'''
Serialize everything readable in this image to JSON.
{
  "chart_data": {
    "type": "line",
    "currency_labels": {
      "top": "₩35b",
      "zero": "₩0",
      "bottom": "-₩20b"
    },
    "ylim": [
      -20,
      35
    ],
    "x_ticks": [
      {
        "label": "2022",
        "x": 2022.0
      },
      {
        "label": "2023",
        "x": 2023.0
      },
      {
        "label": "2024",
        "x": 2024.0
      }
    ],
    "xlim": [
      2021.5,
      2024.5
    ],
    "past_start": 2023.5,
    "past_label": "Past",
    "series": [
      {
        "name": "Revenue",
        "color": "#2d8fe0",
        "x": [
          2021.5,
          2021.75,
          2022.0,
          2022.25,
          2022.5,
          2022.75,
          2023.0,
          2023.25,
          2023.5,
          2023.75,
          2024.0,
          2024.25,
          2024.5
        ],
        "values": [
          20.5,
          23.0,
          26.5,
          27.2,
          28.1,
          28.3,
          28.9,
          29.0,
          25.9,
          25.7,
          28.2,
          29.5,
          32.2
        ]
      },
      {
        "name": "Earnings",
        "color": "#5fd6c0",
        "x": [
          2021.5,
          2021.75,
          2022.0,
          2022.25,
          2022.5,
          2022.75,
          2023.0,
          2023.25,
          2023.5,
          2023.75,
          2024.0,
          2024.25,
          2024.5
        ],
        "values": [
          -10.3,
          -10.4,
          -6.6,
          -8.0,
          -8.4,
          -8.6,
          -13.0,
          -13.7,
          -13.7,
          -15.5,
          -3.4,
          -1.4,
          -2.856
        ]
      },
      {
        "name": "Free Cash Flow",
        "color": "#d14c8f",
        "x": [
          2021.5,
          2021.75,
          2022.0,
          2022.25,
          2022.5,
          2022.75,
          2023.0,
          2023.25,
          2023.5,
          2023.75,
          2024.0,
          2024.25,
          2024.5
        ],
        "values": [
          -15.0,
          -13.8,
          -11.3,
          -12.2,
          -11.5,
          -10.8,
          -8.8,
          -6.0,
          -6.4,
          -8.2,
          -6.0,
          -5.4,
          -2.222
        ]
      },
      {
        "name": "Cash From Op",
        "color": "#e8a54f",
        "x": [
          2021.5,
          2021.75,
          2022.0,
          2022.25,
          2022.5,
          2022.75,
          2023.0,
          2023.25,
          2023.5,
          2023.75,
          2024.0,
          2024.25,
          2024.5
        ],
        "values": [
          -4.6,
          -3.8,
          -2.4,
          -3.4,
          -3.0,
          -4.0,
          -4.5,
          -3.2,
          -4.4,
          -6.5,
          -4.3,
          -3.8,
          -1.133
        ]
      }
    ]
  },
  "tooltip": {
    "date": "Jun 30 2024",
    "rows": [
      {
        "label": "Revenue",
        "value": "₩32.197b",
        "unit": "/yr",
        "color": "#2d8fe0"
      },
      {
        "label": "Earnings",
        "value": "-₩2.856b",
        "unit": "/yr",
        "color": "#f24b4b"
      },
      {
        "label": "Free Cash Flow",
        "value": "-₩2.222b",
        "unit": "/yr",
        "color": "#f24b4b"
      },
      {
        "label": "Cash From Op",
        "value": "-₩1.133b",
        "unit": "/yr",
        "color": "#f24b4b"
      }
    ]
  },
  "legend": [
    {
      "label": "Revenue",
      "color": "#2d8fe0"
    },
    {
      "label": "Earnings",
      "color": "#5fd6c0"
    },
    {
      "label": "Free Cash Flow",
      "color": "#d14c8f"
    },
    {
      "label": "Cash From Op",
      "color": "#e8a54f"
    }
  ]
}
'''
What is asked
Out of the preceding entries, pull every line containing the string "Revenue".

Full output
        "name": "Revenue",
        "label": "Revenue",
      "label": "Revenue",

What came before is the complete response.